→ **TASK INPUTS**:
********************

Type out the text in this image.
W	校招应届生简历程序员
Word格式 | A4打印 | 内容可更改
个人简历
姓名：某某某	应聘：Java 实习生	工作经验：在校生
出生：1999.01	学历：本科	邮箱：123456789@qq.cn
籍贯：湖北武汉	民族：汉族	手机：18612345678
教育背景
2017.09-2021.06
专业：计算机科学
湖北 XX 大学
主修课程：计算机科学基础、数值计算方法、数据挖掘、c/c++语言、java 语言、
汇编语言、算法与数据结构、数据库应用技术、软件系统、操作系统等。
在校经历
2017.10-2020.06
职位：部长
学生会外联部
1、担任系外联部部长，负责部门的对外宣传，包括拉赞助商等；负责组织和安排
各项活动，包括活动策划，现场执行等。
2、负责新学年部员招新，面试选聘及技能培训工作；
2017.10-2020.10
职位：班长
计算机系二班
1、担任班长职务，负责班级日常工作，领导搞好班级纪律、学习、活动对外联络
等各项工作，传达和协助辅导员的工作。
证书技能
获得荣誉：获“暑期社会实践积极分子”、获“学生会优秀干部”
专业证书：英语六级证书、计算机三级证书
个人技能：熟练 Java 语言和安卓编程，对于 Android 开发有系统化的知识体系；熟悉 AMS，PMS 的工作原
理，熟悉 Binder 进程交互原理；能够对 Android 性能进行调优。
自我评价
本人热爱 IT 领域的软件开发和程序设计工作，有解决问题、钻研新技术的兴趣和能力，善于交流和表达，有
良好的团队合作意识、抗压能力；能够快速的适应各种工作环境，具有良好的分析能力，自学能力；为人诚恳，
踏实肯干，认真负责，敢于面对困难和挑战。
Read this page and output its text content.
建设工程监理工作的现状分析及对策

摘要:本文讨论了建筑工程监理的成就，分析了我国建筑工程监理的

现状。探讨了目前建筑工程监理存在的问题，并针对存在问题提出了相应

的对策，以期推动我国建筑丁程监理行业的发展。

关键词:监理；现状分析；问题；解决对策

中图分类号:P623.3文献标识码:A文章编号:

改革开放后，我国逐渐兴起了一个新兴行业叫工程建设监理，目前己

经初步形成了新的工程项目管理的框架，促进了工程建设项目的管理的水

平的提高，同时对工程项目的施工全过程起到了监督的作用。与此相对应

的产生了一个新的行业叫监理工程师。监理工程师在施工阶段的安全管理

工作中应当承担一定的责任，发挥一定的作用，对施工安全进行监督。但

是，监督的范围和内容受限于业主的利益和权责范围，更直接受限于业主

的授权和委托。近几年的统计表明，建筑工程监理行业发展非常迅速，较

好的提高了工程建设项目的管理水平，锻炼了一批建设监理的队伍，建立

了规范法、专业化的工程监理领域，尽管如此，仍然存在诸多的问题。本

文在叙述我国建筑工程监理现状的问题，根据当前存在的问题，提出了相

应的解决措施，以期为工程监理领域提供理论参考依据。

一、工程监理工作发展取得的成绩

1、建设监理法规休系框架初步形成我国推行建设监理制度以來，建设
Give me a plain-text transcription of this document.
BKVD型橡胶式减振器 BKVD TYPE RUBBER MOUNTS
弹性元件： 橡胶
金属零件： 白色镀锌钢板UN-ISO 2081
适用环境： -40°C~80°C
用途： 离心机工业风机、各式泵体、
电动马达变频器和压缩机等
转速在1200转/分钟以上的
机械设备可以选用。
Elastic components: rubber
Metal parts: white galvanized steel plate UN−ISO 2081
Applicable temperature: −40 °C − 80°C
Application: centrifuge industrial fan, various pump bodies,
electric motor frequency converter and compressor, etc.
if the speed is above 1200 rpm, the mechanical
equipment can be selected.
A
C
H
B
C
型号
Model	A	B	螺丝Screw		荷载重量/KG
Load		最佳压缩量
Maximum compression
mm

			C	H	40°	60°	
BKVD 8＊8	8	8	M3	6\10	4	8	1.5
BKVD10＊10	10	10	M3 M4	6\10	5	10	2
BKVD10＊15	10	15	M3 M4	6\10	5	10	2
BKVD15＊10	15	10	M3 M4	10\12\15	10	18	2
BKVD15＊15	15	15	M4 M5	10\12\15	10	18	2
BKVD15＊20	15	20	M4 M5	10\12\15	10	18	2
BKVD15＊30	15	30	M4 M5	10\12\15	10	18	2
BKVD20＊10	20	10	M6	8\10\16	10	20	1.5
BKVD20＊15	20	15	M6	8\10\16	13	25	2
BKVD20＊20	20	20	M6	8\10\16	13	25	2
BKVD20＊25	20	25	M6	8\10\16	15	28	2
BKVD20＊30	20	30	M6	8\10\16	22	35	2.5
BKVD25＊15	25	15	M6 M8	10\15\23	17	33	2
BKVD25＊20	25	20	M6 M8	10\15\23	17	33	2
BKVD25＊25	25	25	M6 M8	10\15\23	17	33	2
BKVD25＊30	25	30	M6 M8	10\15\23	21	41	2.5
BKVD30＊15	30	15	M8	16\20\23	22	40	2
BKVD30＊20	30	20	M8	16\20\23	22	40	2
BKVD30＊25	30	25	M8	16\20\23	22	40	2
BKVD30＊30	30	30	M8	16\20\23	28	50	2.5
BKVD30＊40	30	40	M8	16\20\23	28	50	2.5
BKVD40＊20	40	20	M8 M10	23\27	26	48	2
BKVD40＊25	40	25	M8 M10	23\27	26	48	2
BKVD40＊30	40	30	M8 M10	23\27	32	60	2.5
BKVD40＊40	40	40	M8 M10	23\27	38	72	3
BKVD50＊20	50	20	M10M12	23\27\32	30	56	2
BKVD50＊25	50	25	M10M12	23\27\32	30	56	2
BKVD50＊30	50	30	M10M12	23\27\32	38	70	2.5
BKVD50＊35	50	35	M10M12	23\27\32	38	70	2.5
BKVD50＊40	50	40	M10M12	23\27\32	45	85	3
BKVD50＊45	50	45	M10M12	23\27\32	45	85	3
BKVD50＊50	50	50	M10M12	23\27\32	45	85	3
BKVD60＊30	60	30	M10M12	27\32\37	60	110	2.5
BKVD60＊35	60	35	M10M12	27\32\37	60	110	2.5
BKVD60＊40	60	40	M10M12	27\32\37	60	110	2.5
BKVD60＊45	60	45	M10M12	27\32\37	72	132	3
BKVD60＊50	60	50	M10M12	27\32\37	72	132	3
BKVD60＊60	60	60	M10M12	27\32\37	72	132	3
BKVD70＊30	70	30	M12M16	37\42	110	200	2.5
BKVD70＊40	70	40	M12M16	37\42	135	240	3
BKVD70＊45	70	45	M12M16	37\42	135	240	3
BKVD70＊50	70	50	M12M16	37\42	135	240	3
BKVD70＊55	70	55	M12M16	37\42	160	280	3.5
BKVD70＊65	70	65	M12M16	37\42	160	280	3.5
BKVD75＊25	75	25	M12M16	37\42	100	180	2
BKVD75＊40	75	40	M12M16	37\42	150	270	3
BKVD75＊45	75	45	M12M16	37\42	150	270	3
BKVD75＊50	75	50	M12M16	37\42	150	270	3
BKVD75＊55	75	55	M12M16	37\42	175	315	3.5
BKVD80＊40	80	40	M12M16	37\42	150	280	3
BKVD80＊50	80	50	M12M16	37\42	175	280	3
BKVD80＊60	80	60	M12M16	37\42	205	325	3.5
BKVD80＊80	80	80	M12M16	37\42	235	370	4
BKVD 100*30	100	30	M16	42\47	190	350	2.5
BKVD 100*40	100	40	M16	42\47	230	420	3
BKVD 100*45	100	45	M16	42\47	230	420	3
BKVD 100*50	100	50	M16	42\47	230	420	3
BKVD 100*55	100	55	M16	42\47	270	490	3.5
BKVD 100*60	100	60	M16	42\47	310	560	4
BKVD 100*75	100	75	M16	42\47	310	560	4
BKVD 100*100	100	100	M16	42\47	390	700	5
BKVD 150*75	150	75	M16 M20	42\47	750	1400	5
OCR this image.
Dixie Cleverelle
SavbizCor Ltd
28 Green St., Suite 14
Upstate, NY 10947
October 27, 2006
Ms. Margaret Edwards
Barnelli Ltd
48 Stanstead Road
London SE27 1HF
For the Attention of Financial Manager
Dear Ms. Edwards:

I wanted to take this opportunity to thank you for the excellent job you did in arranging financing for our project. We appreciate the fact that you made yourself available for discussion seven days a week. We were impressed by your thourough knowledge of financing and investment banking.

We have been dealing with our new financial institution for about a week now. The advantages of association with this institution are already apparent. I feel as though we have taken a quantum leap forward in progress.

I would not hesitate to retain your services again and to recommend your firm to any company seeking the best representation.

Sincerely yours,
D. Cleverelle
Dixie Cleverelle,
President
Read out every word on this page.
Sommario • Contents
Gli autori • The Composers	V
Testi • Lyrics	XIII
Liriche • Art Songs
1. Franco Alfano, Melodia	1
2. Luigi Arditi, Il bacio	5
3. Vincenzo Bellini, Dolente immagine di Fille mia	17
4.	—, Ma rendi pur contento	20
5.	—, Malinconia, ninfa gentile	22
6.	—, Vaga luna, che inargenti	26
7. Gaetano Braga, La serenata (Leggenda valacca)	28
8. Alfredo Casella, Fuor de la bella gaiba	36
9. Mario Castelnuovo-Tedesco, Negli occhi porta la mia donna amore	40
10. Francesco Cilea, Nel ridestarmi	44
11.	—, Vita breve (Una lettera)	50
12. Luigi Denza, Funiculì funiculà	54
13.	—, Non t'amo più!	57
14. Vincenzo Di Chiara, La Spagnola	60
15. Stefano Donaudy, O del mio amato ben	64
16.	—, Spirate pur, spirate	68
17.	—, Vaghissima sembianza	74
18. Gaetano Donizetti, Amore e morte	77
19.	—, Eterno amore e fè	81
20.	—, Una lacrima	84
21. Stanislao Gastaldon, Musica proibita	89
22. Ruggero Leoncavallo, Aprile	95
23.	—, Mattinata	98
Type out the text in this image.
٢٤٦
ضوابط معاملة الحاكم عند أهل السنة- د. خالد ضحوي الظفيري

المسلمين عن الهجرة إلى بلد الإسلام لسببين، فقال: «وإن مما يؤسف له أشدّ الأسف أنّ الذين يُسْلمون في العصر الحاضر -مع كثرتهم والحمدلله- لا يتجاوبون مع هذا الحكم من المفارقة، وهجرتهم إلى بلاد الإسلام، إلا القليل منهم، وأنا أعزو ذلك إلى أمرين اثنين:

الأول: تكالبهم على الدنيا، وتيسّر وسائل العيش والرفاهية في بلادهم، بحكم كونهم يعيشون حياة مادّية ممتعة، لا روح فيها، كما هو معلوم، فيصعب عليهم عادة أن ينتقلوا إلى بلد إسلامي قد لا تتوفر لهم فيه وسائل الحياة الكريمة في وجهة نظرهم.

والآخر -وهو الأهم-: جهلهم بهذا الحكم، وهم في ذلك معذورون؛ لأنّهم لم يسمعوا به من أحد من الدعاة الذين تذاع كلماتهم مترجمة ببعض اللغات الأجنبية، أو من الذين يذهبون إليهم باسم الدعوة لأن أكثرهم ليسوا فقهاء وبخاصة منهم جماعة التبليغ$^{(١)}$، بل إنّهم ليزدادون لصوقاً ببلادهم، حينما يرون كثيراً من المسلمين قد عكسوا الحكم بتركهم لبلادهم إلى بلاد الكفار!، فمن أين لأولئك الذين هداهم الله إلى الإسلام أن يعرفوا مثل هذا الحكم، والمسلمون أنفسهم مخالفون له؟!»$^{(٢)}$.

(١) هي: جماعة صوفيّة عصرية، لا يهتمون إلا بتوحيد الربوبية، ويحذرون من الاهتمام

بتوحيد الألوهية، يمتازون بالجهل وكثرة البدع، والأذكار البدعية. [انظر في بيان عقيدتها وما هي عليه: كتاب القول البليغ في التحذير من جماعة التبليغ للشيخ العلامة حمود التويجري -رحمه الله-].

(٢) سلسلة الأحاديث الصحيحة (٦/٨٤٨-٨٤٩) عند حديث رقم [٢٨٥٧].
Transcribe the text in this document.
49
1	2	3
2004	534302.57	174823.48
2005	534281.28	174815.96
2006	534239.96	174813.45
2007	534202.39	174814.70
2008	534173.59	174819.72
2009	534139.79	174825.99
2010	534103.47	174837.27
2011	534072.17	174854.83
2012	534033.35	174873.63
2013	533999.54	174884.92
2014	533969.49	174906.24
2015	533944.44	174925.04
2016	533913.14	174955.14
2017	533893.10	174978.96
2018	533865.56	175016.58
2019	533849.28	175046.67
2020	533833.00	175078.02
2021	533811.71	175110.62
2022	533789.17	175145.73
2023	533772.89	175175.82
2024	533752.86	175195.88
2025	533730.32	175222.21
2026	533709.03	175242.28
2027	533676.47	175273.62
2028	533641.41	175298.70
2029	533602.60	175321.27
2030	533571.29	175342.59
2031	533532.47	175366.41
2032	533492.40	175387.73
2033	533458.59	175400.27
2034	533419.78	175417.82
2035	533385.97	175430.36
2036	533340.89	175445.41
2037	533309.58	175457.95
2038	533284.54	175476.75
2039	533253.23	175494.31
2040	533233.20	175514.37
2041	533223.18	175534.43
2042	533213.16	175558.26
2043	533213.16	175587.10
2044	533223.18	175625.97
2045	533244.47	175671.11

********************

→ **WRITTEN REQUEST**: Which lines contain the word "Dixie"? Return each of them.

→ **RESPONSE**:
Dixie Cleverelle
Dixie Cleverelle,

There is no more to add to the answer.